=== Written exercise ===
Extract every line where the string "ffffff" appears.

[Excerpt from a dataset]

══════

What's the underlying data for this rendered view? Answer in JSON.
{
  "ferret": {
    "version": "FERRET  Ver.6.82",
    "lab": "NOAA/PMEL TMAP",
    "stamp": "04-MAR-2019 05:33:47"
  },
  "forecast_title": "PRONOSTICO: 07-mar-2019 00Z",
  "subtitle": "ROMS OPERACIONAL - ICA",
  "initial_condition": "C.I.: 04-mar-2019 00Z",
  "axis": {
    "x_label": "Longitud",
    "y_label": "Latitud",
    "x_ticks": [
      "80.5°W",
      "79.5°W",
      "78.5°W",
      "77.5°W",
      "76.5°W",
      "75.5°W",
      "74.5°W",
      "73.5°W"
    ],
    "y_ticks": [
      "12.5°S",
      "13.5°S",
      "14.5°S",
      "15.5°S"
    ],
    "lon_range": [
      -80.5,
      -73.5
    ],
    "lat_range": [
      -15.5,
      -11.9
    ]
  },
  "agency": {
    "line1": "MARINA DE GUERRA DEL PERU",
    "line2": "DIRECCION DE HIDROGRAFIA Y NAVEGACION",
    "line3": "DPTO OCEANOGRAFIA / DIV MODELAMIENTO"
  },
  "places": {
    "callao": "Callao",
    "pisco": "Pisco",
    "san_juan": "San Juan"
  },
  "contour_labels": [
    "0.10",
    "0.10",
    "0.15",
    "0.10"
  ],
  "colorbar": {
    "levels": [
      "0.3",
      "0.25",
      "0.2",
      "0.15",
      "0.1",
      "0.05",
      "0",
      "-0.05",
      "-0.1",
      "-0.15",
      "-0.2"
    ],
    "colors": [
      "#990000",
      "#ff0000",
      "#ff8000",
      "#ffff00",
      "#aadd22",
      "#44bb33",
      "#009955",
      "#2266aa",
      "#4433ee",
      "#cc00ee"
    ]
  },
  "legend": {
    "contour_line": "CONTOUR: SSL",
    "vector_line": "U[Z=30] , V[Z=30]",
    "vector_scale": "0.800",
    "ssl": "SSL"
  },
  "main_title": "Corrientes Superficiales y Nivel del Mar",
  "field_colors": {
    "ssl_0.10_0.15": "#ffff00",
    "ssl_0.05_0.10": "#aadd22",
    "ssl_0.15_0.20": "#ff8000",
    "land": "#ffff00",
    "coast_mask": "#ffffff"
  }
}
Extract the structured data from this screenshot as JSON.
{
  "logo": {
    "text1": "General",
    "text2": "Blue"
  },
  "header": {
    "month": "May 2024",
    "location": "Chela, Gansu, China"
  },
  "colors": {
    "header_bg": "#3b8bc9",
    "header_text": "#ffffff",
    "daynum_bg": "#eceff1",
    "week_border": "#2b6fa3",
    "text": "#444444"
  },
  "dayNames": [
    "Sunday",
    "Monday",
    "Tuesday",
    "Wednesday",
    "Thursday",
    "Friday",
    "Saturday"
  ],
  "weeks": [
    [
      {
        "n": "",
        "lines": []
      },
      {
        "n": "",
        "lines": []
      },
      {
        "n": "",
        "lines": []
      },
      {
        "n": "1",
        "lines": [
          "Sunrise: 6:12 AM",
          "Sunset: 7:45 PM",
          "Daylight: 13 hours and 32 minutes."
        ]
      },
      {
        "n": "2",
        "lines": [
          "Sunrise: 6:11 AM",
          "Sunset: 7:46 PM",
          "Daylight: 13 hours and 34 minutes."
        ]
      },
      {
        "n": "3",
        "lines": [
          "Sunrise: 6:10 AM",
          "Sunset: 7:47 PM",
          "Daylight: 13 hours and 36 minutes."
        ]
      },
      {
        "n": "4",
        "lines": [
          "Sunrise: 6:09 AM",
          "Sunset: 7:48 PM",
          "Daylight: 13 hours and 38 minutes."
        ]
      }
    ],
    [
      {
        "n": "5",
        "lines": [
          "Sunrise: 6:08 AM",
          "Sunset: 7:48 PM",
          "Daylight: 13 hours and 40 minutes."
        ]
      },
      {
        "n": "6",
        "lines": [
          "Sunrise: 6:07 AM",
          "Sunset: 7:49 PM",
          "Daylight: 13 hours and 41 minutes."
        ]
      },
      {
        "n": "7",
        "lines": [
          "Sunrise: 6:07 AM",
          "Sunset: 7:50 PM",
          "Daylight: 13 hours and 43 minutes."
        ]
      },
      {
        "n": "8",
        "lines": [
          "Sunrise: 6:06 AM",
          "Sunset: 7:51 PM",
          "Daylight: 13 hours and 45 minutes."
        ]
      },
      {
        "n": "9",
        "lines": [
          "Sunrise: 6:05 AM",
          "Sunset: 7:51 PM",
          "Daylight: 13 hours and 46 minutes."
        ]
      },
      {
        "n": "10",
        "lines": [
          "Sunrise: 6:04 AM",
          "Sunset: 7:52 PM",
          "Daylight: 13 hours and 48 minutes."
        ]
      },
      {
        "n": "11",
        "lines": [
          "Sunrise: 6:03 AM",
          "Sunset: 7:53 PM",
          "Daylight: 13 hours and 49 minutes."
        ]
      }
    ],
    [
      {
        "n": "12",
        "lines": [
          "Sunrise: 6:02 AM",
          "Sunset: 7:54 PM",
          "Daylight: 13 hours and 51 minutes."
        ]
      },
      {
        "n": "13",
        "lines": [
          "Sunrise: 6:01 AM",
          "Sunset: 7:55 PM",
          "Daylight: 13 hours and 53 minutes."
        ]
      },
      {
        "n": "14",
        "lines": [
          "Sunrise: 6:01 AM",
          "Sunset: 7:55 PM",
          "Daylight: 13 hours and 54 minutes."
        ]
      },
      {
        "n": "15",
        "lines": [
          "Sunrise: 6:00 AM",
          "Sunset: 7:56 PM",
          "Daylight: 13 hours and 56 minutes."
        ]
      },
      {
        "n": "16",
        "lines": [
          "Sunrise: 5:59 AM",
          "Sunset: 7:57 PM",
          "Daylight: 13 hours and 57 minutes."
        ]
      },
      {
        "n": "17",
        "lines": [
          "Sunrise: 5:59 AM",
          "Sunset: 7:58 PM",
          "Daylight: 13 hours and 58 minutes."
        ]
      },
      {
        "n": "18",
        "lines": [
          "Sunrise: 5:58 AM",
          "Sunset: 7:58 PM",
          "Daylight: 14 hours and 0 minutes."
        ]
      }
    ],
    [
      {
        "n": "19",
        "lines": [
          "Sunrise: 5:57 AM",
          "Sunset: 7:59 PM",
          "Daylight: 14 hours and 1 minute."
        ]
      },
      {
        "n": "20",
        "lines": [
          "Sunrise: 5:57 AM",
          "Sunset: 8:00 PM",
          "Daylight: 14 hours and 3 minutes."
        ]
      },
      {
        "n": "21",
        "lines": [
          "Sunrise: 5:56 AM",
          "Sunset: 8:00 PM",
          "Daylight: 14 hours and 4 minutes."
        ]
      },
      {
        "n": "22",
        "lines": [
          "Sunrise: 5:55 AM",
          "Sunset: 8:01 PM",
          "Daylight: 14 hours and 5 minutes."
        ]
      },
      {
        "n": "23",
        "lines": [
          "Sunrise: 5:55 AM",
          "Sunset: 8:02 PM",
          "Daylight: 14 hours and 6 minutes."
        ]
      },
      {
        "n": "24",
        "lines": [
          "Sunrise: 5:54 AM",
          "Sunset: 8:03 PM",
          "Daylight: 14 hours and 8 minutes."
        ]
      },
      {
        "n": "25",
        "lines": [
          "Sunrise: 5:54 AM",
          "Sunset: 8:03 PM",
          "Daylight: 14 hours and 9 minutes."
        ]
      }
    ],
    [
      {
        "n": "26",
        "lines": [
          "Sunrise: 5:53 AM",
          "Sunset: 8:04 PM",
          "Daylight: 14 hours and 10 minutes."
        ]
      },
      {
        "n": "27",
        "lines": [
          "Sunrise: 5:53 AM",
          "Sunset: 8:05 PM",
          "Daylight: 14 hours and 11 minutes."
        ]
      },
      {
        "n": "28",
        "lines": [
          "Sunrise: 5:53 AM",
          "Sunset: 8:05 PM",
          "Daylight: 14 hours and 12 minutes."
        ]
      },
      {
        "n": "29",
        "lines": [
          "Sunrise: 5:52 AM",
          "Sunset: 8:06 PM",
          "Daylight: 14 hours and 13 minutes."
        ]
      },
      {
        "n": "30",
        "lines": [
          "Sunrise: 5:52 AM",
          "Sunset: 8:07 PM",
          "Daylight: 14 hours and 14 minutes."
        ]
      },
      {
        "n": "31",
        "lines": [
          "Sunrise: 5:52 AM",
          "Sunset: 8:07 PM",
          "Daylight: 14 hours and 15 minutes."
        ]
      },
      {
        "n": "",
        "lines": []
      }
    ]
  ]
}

══════

=== Exercise response ===
    "coast_mask": "#ffffff"
    "header_text": "#ffffff",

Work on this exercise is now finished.